* begin *

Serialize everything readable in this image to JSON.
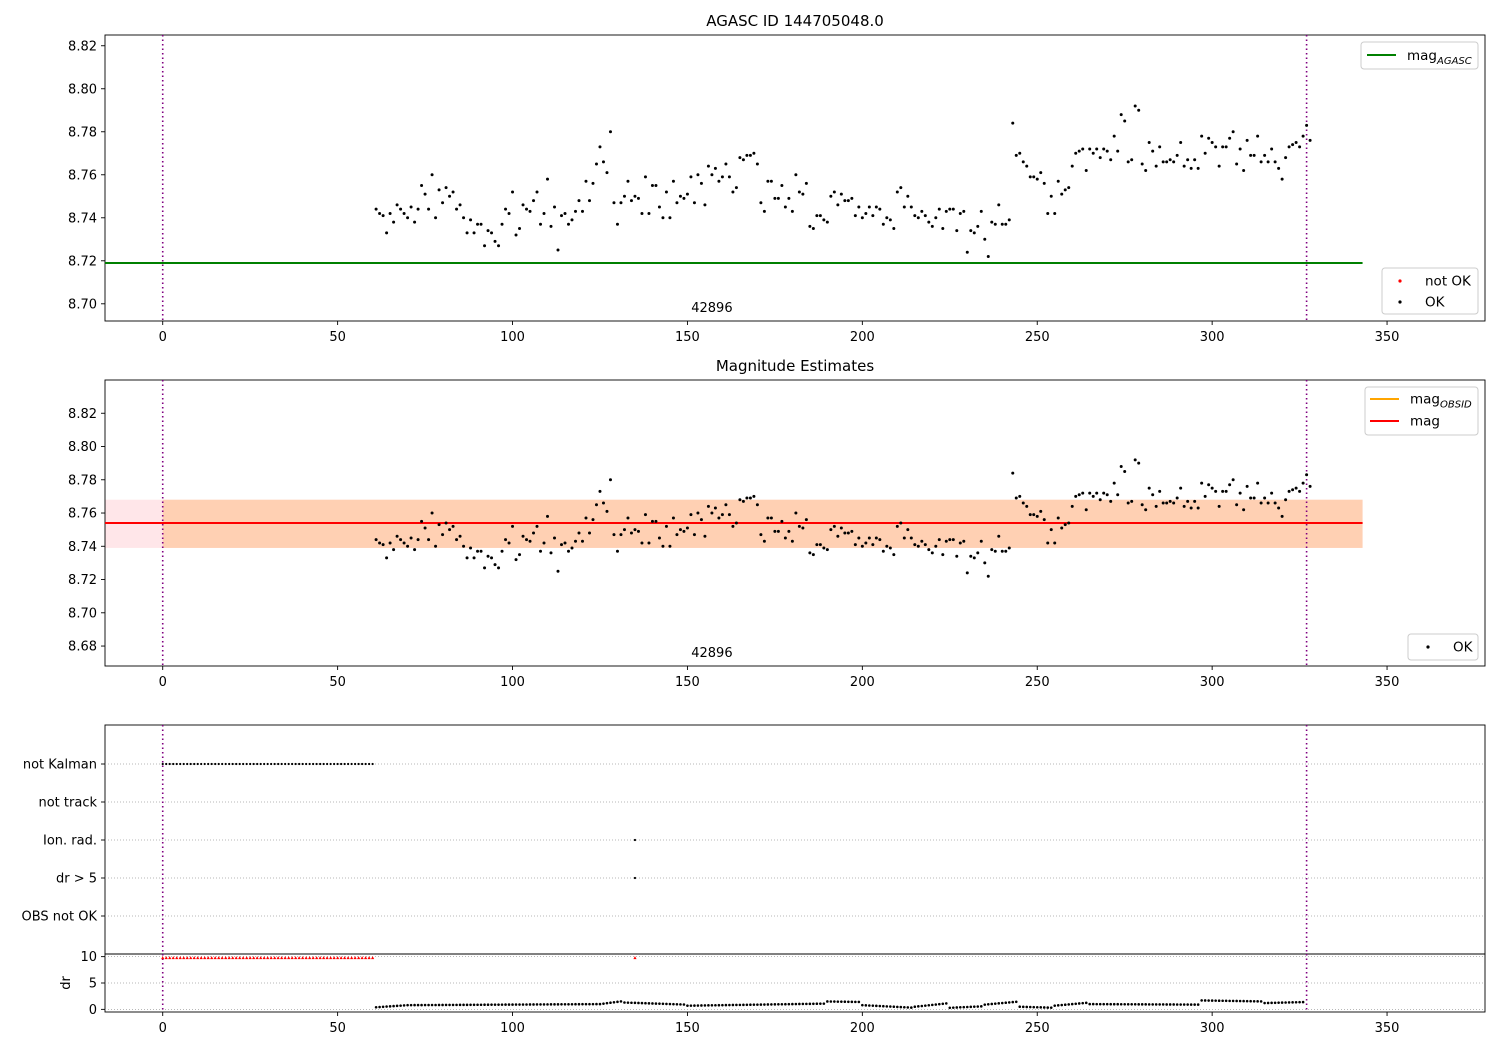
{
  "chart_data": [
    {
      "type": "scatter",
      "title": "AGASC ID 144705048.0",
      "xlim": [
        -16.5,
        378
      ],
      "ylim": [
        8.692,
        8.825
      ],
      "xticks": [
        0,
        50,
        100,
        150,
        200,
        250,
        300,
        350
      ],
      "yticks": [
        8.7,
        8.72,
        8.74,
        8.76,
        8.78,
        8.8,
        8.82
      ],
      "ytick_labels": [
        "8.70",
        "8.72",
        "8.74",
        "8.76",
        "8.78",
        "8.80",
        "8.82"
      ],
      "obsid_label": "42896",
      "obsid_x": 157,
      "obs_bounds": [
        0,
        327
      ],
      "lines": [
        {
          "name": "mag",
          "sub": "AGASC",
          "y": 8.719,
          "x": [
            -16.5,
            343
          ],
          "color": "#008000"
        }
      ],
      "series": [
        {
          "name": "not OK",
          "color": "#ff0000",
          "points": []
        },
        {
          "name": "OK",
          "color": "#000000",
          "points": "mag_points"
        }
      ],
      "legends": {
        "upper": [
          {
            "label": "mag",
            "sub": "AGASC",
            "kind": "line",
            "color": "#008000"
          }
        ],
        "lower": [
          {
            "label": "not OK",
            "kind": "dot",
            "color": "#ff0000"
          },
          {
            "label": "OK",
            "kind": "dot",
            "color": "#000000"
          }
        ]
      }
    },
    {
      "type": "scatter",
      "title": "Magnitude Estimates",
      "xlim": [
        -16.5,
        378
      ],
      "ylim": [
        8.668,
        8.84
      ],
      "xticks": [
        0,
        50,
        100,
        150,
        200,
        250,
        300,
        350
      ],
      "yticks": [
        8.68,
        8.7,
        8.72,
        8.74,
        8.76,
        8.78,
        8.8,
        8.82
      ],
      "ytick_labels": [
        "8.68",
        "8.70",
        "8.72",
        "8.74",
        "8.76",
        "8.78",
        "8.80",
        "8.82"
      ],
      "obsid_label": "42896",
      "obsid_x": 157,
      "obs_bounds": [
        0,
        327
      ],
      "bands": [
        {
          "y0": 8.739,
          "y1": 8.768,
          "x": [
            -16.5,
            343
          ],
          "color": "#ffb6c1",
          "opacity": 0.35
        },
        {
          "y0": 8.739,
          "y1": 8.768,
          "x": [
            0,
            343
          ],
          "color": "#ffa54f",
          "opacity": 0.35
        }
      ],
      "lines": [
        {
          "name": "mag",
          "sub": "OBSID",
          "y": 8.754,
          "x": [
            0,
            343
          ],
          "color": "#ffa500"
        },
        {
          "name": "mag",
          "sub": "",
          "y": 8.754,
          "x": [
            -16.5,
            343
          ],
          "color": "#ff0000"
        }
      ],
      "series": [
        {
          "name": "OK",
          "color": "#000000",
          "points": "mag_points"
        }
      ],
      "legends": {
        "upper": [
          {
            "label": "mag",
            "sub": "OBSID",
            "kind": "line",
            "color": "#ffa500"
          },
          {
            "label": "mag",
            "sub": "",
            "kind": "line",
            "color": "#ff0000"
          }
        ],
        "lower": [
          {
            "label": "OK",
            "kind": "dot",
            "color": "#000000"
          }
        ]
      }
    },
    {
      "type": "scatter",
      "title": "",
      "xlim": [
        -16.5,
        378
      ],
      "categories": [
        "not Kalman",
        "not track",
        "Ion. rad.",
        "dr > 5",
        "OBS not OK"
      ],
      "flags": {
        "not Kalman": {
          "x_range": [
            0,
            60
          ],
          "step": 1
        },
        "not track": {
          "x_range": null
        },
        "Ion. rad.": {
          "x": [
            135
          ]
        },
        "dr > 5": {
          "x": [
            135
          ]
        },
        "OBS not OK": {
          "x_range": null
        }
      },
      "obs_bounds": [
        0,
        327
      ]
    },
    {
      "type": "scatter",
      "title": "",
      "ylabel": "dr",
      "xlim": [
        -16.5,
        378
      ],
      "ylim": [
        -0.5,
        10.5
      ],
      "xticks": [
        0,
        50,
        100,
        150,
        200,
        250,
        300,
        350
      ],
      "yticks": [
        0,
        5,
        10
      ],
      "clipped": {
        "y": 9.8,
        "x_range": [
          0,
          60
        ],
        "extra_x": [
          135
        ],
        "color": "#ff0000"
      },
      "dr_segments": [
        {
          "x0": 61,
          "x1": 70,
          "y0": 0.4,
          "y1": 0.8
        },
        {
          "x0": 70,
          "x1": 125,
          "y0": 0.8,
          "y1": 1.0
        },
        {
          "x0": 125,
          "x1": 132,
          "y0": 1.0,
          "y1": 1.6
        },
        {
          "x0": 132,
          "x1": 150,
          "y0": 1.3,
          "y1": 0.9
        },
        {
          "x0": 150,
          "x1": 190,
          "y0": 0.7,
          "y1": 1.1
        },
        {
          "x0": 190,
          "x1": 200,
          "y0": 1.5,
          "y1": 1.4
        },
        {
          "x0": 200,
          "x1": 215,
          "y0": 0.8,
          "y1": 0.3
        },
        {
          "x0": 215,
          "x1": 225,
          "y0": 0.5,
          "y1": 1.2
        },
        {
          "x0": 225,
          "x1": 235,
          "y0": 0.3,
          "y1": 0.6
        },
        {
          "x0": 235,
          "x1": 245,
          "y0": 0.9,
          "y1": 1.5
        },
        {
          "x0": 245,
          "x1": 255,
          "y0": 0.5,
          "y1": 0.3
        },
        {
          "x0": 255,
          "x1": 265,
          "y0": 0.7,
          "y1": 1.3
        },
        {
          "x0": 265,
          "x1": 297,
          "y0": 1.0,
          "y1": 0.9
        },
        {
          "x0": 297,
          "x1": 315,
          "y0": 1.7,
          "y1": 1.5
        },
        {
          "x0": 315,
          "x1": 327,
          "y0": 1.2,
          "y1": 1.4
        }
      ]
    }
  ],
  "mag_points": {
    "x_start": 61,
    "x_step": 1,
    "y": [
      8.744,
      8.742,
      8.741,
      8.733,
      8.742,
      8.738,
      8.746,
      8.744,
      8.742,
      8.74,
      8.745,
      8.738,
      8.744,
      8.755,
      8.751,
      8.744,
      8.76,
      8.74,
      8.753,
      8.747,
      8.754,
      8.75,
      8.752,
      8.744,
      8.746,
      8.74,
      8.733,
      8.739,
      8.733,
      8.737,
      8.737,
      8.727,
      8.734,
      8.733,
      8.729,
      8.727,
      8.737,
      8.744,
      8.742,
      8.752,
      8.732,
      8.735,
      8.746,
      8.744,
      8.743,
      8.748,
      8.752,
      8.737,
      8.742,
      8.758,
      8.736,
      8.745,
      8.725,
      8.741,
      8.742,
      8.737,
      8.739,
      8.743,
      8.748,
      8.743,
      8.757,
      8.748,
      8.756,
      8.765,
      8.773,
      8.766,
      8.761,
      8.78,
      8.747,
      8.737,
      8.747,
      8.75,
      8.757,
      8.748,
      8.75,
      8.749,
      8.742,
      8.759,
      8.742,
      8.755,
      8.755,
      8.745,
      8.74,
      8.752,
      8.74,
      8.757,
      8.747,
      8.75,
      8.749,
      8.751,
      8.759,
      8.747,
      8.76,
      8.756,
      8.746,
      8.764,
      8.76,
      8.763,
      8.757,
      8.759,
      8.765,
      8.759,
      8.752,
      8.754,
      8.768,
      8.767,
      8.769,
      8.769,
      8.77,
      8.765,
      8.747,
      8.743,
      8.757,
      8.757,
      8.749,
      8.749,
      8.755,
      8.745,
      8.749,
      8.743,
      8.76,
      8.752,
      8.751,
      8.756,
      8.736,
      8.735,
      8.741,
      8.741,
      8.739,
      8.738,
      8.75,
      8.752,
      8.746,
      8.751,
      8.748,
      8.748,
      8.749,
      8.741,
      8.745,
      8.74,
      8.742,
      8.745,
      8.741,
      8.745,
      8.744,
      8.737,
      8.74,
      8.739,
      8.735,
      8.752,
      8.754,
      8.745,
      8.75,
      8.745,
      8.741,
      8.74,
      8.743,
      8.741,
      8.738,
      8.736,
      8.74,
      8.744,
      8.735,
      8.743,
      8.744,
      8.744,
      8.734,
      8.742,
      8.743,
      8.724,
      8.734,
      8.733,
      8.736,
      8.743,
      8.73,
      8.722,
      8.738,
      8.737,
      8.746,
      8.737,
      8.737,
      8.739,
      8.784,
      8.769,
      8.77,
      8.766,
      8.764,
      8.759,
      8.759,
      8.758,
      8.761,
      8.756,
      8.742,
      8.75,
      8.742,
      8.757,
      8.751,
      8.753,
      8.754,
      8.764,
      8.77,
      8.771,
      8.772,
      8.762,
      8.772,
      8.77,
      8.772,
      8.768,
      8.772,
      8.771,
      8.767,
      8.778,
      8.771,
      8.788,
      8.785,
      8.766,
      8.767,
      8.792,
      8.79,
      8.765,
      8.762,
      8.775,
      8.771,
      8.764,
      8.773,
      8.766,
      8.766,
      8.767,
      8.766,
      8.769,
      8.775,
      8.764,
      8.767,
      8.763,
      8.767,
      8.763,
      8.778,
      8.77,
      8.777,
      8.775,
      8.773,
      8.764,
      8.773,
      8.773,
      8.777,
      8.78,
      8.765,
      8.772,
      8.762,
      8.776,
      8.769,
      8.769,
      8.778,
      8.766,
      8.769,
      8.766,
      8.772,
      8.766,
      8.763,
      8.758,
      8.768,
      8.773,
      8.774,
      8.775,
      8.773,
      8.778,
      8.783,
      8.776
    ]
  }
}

* end *

WHAT THE TASK ASKS. Identify each line in the records above containing the word "AGASC"; copy those lines.

TASK RESULT.
      "title": "AGASC ID 144705048.0",
          "sub": "AGASC",
            "sub": "AGASC",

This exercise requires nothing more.